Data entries
==============================

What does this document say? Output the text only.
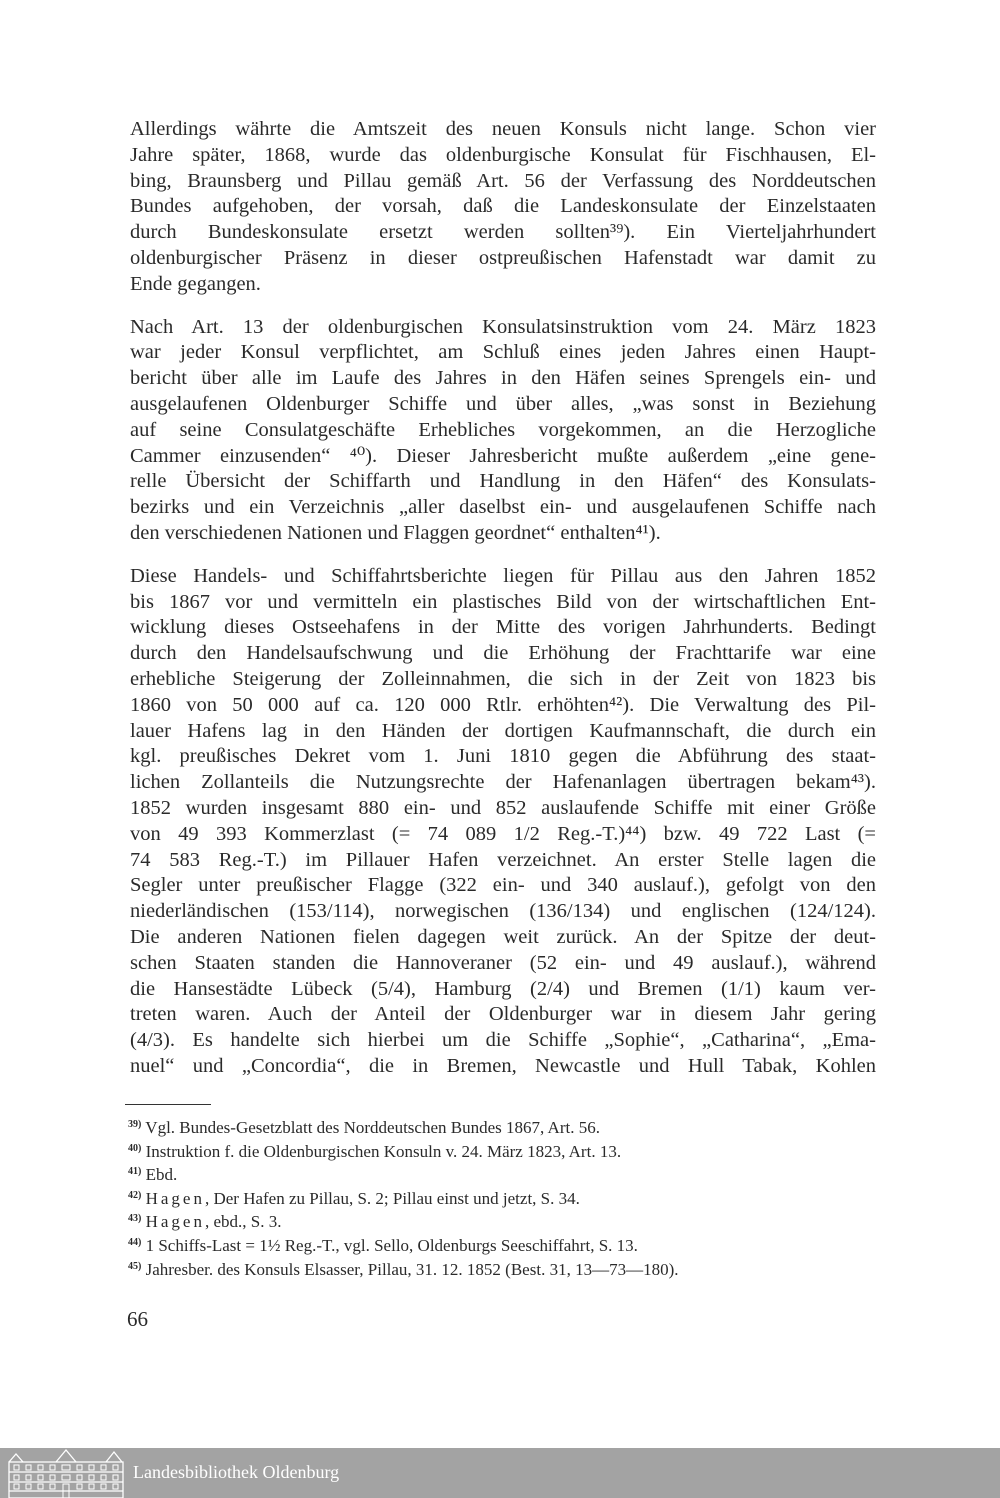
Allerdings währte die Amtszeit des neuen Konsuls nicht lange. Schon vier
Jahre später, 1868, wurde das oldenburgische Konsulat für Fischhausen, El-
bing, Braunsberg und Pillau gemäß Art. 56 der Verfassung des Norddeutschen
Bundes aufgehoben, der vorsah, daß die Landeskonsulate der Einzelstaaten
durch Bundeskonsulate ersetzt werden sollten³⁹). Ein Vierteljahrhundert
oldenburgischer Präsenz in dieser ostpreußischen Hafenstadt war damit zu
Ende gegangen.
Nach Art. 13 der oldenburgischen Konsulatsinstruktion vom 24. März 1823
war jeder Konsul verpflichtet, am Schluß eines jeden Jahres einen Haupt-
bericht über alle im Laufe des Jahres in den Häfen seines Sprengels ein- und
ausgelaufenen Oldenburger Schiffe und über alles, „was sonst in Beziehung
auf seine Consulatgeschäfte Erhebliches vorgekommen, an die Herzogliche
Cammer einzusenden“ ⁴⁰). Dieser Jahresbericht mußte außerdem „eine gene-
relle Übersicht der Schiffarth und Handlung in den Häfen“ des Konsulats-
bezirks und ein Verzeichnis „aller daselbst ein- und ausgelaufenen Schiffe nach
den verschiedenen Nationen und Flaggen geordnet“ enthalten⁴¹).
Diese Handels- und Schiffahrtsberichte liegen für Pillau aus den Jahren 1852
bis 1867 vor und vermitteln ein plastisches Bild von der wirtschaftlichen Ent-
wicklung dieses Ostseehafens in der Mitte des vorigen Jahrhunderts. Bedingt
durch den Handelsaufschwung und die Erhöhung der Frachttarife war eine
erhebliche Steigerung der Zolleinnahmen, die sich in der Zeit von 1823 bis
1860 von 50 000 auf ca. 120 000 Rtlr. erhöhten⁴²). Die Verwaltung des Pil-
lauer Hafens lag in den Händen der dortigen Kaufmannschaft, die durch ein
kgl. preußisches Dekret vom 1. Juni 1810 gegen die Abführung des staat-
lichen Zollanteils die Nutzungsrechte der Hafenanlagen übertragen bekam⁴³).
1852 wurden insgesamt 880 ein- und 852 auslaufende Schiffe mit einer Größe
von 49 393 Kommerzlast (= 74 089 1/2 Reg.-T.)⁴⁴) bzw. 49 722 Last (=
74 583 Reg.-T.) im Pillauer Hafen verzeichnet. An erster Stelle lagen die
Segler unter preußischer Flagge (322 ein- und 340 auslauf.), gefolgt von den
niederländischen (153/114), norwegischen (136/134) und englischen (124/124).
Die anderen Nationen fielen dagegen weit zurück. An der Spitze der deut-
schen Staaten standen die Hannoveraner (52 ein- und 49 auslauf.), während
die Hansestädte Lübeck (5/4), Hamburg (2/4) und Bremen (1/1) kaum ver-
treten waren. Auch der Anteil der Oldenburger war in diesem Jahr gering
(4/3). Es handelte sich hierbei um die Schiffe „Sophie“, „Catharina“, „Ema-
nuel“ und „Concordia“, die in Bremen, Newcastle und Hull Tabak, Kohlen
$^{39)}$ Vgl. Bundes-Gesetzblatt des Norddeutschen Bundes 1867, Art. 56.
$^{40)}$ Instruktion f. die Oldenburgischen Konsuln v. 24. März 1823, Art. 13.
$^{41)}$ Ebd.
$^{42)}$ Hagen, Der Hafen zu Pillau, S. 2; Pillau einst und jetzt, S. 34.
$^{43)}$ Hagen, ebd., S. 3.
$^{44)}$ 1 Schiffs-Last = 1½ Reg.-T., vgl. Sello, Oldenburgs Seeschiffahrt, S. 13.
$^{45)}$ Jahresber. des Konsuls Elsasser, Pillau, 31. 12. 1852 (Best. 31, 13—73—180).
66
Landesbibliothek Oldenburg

==============================

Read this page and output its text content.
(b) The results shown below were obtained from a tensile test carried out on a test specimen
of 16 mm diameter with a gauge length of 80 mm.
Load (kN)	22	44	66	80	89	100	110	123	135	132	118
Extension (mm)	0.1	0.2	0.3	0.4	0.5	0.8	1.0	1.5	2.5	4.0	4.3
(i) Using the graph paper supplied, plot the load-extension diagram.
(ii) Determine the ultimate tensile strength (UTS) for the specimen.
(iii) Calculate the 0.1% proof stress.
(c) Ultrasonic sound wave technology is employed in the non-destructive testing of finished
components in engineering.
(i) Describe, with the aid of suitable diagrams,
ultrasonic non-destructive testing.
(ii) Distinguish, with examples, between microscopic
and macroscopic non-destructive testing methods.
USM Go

==============================

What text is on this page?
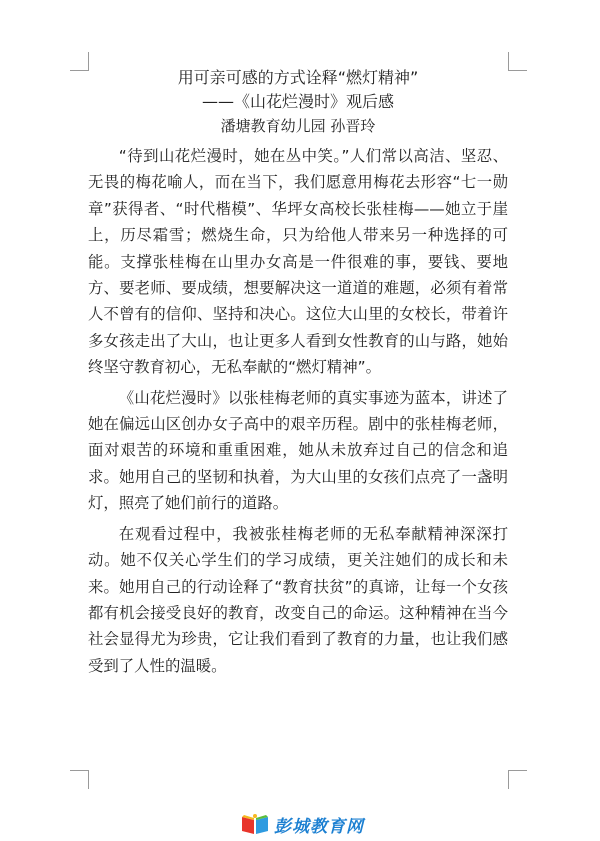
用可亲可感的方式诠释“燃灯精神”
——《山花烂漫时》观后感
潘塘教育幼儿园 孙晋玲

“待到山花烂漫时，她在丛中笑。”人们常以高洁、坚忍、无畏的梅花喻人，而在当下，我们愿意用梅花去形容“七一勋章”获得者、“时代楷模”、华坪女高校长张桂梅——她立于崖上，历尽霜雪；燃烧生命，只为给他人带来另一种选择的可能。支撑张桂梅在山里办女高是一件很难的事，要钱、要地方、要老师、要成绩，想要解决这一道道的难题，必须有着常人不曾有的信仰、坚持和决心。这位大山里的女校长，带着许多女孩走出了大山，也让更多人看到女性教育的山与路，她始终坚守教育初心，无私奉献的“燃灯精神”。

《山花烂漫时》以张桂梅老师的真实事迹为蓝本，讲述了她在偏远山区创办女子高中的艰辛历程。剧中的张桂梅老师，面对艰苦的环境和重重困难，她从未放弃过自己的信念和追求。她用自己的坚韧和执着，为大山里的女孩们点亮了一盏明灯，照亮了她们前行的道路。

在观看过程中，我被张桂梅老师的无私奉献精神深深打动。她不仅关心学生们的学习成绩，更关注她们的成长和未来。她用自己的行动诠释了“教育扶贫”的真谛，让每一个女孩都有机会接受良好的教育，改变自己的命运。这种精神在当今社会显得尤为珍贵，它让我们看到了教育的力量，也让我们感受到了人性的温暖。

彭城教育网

==============================

## What to work on
Show all lines above holding "Hagen".

## Task response
$^{42)}$ Hagen, Der Hafen zu Pillau, S. 2; Pillau einst und jetzt, S. 34.
$^{43)}$ Hagen, ebd., S. 3.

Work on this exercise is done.